====== Input data

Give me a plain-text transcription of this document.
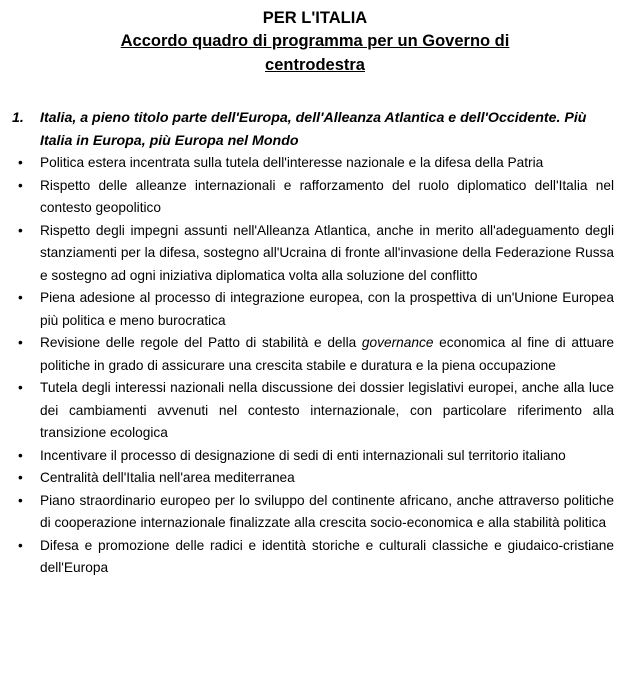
PER L'ITALIA
Accordo quadro di programma per un Governo di centrodestra
1.	Italia, a pieno titolo parte dell'Europa, dell'Alleanza Atlantica e dell'Occidente. Più Italia in Europa, più Europa nel Mondo
•	Politica estera incentrata sulla tutela dell'interesse nazionale e la difesa della Patria
•	Rispetto delle alleanze internazionali e rafforzamento del ruolo diplomatico dell'Italia nel contesto geopolitico
•	Rispetto degli impegni assunti nell'Alleanza Atlantica, anche in merito all'adeguamento degli stanziamenti per la difesa, sostegno all'Ucraina di fronte all'invasione della Federazione Russa e sostegno ad ogni iniziativa diplomatica volta alla soluzione del conflitto
•	Piena adesione al processo di integrazione europea, con la prospettiva di un'Unione Europea più politica e meno burocratica
•	Revisione delle regole del Patto di stabilità e della governance economica al fine di attuare politiche in grado di assicurare una crescita stabile e duratura e la piena occupazione
•	Tutela degli interessi nazionali nella discussione dei dossier legislativi europei, anche alla luce dei cambiamenti avvenuti nel contesto internazionale, con particolare riferimento alla transizione ecologica
•	Incentivare il processo di designazione di sedi di enti internazionali sul territorio italiano
•	Centralità dell'Italia nell'area mediterranea
•	Piano straordinario europeo per lo sviluppo del continente africano, anche attraverso politiche di cooperazione internazionale finalizzate alla crescita socio-economica e alla stabilità politica
•	Difesa e promozione delle radici e identità storiche e culturali classiche e giudaico-cristiane dell'Europa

============

→ **Set exercise**
Repeat the data exactly, excluding the pictures.

→ **Exercise response**
Give me a plain-text transcription of this document.
PER L'ITALIA
Accordo quadro di programma per un Governo di centrodestra
1.	Italia, a pieno titolo parte dell'Europa, dell'Alleanza Atlantica e dell'Occidente. Più Italia in Europa, più Europa nel Mondo
•	Politica estera incentrata sulla tutela dell'interesse nazionale e la difesa della Patria
•	Rispetto delle alleanze internazionali e rafforzamento del ruolo diplomatico dell'Italia nel contesto geopolitico
•	Rispetto degli impegni assunti nell'Alleanza Atlantica, anche in merito all'adeguamento degli stanziamenti per la difesa, sostegno all'Ucraina di fronte all'invasione della Federazione Russa e sostegno ad ogni iniziativa diplomatica volta alla soluzione del conflitto
•	Piena adesione al processo di integrazione europea, con la prospettiva di un'Unione Europea più politica e meno burocratica
•	Revisione delle regole del Patto di stabilità e della governance economica al fine di attuare politiche in grado di assicurare una crescita stabile e duratura e la piena occupazione
•	Tutela degli interessi nazionali nella discussione dei dossier legislativi europei, anche alla luce dei cambiamenti avvenuti nel contesto internazionale, con particolare riferimento alla transizione ecologica
•	Incentivare il processo di designazione di sedi di enti internazionali sul territorio italiano
•	Centralità dell'Italia nell'area mediterranea
•	Piano straordinario europeo per lo sviluppo del continente africano, anche attraverso politiche di cooperazione internazionale finalizzate alla crescita socio-economica e alla stabilità politica
•	Difesa e promozione delle radici e identità storiche e culturali classiche e giudaico-cristiane dell'Europa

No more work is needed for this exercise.